▶ [TO BE DONE]:
Show every line that has the string "широта" in it.

▶ [RECORD EXCERPTS]:

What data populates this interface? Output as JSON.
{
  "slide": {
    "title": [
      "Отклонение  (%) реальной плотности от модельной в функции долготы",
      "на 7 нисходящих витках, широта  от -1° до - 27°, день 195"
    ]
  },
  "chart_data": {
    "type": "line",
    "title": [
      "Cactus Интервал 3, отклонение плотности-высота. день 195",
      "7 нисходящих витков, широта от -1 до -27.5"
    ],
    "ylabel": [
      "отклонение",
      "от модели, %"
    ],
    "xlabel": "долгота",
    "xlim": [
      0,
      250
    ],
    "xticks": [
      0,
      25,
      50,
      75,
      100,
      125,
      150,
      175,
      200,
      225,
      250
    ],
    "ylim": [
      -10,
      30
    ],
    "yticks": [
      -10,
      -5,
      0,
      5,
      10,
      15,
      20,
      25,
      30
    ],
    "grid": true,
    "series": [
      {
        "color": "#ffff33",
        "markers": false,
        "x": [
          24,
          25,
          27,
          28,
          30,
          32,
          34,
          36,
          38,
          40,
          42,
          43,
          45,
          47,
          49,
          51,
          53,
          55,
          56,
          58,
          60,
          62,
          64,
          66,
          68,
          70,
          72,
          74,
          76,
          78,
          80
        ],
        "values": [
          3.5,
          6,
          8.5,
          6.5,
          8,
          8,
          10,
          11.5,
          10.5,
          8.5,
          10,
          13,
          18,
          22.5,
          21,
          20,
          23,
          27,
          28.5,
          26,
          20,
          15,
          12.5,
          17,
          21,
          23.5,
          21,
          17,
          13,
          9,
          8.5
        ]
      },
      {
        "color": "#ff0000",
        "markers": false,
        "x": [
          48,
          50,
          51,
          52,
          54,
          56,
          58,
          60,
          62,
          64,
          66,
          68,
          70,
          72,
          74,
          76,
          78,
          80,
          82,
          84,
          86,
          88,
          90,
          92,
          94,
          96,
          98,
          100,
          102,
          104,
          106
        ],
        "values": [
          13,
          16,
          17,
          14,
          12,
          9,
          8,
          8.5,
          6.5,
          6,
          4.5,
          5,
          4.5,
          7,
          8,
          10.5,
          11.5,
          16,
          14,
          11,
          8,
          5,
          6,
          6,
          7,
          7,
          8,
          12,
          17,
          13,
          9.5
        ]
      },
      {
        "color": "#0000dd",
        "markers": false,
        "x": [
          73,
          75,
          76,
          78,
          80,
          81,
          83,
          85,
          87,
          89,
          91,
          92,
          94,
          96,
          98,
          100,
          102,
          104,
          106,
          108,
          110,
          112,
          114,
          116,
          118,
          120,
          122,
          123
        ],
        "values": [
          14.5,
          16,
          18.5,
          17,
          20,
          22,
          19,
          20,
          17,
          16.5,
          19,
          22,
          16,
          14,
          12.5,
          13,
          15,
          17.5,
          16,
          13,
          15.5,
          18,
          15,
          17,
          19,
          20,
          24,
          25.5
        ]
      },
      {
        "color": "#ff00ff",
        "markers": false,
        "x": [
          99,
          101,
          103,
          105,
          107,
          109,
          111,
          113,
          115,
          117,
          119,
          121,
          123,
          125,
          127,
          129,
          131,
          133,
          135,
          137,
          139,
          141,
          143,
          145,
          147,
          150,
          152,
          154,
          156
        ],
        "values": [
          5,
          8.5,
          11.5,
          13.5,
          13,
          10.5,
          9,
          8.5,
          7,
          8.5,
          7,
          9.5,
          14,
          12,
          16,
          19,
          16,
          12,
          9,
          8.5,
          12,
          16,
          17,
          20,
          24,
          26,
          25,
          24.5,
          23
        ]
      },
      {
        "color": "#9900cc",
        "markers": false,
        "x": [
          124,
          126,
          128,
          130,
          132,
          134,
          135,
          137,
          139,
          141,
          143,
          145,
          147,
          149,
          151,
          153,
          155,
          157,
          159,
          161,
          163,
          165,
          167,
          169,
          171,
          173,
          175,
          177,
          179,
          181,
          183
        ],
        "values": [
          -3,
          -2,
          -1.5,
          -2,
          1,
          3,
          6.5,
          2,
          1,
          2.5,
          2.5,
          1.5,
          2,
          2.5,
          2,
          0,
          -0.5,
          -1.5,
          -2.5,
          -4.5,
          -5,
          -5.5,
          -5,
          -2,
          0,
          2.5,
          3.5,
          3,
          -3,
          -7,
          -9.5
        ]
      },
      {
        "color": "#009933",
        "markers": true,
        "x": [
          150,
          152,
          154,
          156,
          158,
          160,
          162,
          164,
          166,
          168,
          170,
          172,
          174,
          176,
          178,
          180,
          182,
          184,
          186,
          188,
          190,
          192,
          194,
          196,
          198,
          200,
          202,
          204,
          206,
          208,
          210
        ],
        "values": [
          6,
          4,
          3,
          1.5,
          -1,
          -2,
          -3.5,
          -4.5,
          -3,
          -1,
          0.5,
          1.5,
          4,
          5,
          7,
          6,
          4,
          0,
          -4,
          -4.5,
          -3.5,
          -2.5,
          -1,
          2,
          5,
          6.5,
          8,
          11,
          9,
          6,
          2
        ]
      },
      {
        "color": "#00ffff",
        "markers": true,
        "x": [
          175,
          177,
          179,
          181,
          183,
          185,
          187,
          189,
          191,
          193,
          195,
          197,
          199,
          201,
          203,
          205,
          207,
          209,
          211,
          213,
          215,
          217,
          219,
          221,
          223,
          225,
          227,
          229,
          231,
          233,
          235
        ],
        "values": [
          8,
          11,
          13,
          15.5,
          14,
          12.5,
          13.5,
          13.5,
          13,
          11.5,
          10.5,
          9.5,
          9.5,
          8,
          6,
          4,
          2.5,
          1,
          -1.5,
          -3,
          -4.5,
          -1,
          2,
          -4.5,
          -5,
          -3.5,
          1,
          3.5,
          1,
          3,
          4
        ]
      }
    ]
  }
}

▶ [SOLUTION TO THE EXERCISE]:
      "на 7 нисходящих витках, широта  от -1° до - 27°, день 195"
      "7 нисходящих витков, широта от -1 до -27.5"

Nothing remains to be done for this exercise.